WHAT IS BEING ASKED: Give the listing below again in full, exactly as written.

INPUT FOR THIS TASK:
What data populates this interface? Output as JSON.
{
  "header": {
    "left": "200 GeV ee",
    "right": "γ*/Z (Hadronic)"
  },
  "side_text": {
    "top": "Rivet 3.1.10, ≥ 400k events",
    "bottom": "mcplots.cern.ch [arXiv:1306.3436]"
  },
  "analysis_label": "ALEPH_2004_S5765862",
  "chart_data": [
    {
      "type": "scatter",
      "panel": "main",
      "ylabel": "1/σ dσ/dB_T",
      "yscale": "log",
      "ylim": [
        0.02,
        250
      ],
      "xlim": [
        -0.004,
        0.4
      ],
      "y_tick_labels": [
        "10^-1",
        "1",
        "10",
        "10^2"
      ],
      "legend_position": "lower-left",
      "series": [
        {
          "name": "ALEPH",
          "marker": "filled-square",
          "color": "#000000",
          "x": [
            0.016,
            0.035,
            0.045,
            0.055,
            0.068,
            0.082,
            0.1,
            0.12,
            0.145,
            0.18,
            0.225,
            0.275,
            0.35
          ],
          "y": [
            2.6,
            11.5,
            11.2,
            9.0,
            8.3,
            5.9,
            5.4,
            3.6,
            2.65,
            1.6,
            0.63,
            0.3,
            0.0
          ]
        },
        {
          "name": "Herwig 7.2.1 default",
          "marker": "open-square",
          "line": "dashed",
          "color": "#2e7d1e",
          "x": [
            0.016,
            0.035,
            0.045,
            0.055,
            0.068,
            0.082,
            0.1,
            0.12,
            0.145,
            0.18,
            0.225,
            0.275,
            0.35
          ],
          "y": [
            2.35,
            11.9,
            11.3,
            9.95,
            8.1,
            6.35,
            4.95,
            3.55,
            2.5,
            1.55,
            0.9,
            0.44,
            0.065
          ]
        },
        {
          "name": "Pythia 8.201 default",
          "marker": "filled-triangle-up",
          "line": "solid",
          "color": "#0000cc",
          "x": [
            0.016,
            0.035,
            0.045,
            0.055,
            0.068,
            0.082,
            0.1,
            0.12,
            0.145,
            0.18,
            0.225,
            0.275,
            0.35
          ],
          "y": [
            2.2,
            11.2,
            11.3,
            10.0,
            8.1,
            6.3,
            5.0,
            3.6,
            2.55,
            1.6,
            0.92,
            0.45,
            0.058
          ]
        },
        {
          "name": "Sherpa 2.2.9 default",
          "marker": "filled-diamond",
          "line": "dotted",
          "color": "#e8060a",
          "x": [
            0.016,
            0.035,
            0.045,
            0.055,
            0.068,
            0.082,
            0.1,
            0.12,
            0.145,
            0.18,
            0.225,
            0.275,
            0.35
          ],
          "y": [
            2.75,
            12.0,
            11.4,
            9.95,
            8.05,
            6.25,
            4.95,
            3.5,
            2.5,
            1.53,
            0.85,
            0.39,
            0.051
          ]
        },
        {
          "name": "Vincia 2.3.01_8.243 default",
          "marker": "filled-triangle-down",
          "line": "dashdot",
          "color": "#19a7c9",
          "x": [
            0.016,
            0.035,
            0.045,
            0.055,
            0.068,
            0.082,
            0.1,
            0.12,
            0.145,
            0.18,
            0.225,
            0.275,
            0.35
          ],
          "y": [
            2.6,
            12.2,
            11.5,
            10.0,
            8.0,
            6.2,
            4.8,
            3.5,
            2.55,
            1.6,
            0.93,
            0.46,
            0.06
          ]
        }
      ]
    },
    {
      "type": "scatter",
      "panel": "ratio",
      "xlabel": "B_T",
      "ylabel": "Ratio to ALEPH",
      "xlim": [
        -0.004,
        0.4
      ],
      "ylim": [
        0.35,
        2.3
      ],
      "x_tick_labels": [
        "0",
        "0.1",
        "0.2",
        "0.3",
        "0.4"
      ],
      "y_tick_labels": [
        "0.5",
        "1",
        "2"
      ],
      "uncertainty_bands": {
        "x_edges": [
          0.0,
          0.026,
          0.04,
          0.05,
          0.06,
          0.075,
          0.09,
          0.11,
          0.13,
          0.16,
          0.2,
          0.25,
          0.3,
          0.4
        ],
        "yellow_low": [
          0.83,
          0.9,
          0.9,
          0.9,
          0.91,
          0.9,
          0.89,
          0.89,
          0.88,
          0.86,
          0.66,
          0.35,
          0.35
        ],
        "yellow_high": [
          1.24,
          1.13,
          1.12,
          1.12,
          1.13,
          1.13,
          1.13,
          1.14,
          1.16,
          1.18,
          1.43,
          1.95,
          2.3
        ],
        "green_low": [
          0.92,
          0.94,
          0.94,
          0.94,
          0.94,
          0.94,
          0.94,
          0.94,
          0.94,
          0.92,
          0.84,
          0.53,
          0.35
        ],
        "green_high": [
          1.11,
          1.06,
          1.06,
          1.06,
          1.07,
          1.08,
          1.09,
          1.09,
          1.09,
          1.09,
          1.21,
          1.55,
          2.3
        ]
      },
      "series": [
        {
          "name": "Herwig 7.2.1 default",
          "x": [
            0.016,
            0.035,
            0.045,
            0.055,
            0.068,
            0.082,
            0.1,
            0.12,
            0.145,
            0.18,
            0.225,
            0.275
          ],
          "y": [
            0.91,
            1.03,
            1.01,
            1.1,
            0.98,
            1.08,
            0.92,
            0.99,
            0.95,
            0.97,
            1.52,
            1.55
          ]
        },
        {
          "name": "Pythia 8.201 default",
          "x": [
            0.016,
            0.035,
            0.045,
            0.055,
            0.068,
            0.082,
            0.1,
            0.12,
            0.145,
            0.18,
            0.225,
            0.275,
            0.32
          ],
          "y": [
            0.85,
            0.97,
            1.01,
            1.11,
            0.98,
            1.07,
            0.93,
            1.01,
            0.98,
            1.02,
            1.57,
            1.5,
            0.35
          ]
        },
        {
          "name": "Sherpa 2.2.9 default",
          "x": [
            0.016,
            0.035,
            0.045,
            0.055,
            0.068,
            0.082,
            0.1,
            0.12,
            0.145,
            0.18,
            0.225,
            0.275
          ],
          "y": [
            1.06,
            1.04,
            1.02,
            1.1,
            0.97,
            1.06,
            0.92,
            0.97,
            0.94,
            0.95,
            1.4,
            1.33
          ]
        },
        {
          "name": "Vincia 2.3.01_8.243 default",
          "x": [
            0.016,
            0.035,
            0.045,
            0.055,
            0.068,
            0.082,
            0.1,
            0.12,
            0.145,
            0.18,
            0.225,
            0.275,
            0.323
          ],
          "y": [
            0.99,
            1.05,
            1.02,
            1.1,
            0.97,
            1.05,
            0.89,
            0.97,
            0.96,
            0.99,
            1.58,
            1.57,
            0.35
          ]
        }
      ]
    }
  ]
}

RESPONSE TO THIS TASK:
What data populates this interface? Output as JSON.
{
  "header": {
    "left": "200 GeV ee",
    "right": "γ*/Z (Hadronic)"
  },
  "side_text": {
    "top": "Rivet 3.1.10, ≥ 400k events",
    "bottom": "mcplots.cern.ch [arXiv:1306.3436]"
  },
  "analysis_label": "ALEPH_2004_S5765862",
  "chart_data": [
    {
      "type": "scatter",
      "panel": "main",
      "ylabel": "1/σ dσ/dB_T",
      "yscale": "log",
      "ylim": [
        0.02,
        250
      ],
      "xlim": [
        -0.004,
        0.4
      ],
      "y_tick_labels": [
        "10^-1",
        "1",
        "10",
        "10^2"
      ],
      "legend_position": "lower-left",
      "series": [
        {
          "name": "ALEPH",
          "marker": "filled-square",
          "color": "#000000",
          "x": [
            0.016,
            0.035,
            0.045,
            0.055,
            0.068,
            0.082,
            0.1,
            0.12,
            0.145,
            0.18,
            0.225,
            0.275,
            0.35
          ],
          "y": [
            2.6,
            11.5,
            11.2,
            9.0,
            8.3,
            5.9,
            5.4,
            3.6,
            2.65,
            1.6,
            0.63,
            0.3,
            0.0
          ]
        },
        {
          "name": "Herwig 7.2.1 default",
          "marker": "open-square",
          "line": "dashed",
          "color": "#2e7d1e",
          "x": [
            0.016,
            0.035,
            0.045,
            0.055,
            0.068,
            0.082,
            0.1,
            0.12,
            0.145,
            0.18,
            0.225,
            0.275,
            0.35
          ],
          "y": [
            2.35,
            11.9,
            11.3,
            9.95,
            8.1,
            6.35,
            4.95,
            3.55,
            2.5,
            1.55,
            0.9,
            0.44,
            0.065
          ]
        },
        {
          "name": "Pythia 8.201 default",
          "marker": "filled-triangle-up",
          "line": "solid",
          "color": "#0000cc",
          "x": [
            0.016,
            0.035,
            0.045,
            0.055,
            0.068,
            0.082,
            0.1,
            0.12,
            0.145,
            0.18,
            0.225,
            0.275,
            0.35
          ],
          "y": [
            2.2,
            11.2,
            11.3,
            10.0,
            8.1,
            6.3,
            5.0,
            3.6,
            2.55,
            1.6,
            0.92,
            0.45,
            0.058
          ]
        },
        {
          "name": "Sherpa 2.2.9 default",
          "marker": "filled-diamond",
          "line": "dotted",
          "color": "#e8060a",
          "x": [
            0.016,
            0.035,
            0.045,
            0.055,
            0.068,
            0.082,
            0.1,
            0.12,
            0.145,
            0.18,
            0.225,
            0.275,
            0.35
          ],
          "y": [
            2.75,
            12.0,
            11.4,
            9.95,
            8.05,
            6.25,
            4.95,
            3.5,
            2.5,
            1.53,
            0.85,
            0.39,
            0.051
          ]
        },
        {
          "name": "Vincia 2.3.01_8.243 default",
          "marker": "filled-triangle-down",
          "line": "dashdot",
          "color": "#19a7c9",
          "x": [
            0.016,
            0.035,
            0.045,
            0.055,
            0.068,
            0.082,
            0.1,
            0.12,
            0.145,
            0.18,
            0.225,
            0.275,
            0.35
          ],
          "y": [
            2.6,
            12.2,
            11.5,
            10.0,
            8.0,
            6.2,
            4.8,
            3.5,
            2.55,
            1.6,
            0.93,
            0.46,
            0.06
          ]
        }
      ]
    },
    {
      "type": "scatter",
      "panel": "ratio",
      "xlabel": "B_T",
      "ylabel": "Ratio to ALEPH",
      "xlim": [
        -0.004,
        0.4
      ],
      "ylim": [
        0.35,
        2.3
      ],
      "x_tick_labels": [
        "0",
        "0.1",
        "0.2",
        "0.3",
        "0.4"
      ],
      "y_tick_labels": [
        "0.5",
        "1",
        "2"
      ],
      "uncertainty_bands": {
        "x_edges": [
          0.0,
          0.026,
          0.04,
          0.05,
          0.06,
          0.075,
          0.09,
          0.11,
          0.13,
          0.16,
          0.2,
          0.25,
          0.3,
          0.4
        ],
        "yellow_low": [
          0.83,
          0.9,
          0.9,
          0.9,
          0.91,
          0.9,
          0.89,
          0.89,
          0.88,
          0.86,
          0.66,
          0.35,
          0.35
        ],
        "yellow_high": [
          1.24,
          1.13,
          1.12,
          1.12,
          1.13,
          1.13,
          1.13,
          1.14,
          1.16,
          1.18,
          1.43,
          1.95,
          2.3
        ],
        "green_low": [
          0.92,
          0.94,
          0.94,
          0.94,
          0.94,
          0.94,
          0.94,
          0.94,
          0.94,
          0.92,
          0.84,
          0.53,
          0.35
        ],
        "green_high": [
          1.11,
          1.06,
          1.06,
          1.06,
          1.07,
          1.08,
          1.09,
          1.09,
          1.09,
          1.09,
          1.21,
          1.55,
          2.3
        ]
      },
      "series": [
        {
          "name": "Herwig 7.2.1 default",
          "x": [
            0.016,
            0.035,
            0.045,
            0.055,
            0.068,
            0.082,
            0.1,
            0.12,
            0.145,
            0.18,
            0.225,
            0.275
          ],
          "y": [
            0.91,
            1.03,
            1.01,
            1.1,
            0.98,
            1.08,
            0.92,
            0.99,
            0.95,
            0.97,
            1.52,
            1.55
          ]
        },
        {
          "name": "Pythia 8.201 default",
          "x": [
            0.016,
            0.035,
            0.045,
            0.055,
            0.068,
            0.082,
            0.1,
            0.12,
            0.145,
            0.18,
            0.225,
            0.275,
            0.32
          ],
          "y": [
            0.85,
            0.97,
            1.01,
            1.11,
            0.98,
            1.07,
            0.93,
            1.01,
            0.98,
            1.02,
            1.57,
            1.5,
            0.35
          ]
        },
        {
          "name": "Sherpa 2.2.9 default",
          "x": [
            0.016,
            0.035,
            0.045,
            0.055,
            0.068,
            0.082,
            0.1,
            0.12,
            0.145,
            0.18,
            0.225,
            0.275
          ],
          "y": [
            1.06,
            1.04,
            1.02,
            1.1,
            0.97,
            1.06,
            0.92,
            0.97,
            0.94,
            0.95,
            1.4,
            1.33
          ]
        },
        {
          "name": "Vincia 2.3.01_8.243 default",
          "x": [
            0.016,
            0.035,
            0.045,
            0.055,
            0.068,
            0.082,
            0.1,
            0.12,
            0.145,
            0.18,
            0.225,
            0.275,
            0.323
          ],
          "y": [
            0.99,
            1.05,
            1.02,
            1.1,
            0.97,
            1.05,
            0.89,
            0.97,
            0.96,
            0.99,
            1.58,
            1.57,
            0.35
          ]
        }
      ]
    }
  ]
}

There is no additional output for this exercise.